> STORED RECORDS:
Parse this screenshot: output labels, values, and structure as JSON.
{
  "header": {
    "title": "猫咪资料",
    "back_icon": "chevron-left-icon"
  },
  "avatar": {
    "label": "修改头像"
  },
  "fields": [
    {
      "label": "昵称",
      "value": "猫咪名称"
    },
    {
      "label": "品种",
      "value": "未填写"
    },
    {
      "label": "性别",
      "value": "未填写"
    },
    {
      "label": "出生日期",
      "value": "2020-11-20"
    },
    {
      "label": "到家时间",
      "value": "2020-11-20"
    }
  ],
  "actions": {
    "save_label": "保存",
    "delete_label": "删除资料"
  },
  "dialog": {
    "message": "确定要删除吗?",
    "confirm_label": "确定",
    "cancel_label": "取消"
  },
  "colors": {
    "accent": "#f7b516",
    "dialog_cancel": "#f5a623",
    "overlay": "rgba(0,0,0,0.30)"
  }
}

> JOB:
Type the whole listing again, unaltered.

> WRITTEN ANSWER:
Parse this screenshot: output labels, values, and structure as JSON.
{
  "header": {
    "title": "猫咪资料",
    "back_icon": "chevron-left-icon"
  },
  "avatar": {
    "label": "修改头像"
  },
  "fields": [
    {
      "label": "昵称",
      "value": "猫咪名称"
    },
    {
      "label": "品种",
      "value": "未填写"
    },
    {
      "label": "性别",
      "value": "未填写"
    },
    {
      "label": "出生日期",
      "value": "2020-11-20"
    },
    {
      "label": "到家时间",
      "value": "2020-11-20"
    }
  ],
  "actions": {
    "save_label": "保存",
    "delete_label": "删除资料"
  },
  "dialog": {
    "message": "确定要删除吗?",
    "confirm_label": "确定",
    "cancel_label": "取消"
  },
  "colors": {
    "accent": "#f7b516",
    "dialog_cancel": "#f5a623",
    "overlay": "rgba(0,0,0,0.30)"
  }
}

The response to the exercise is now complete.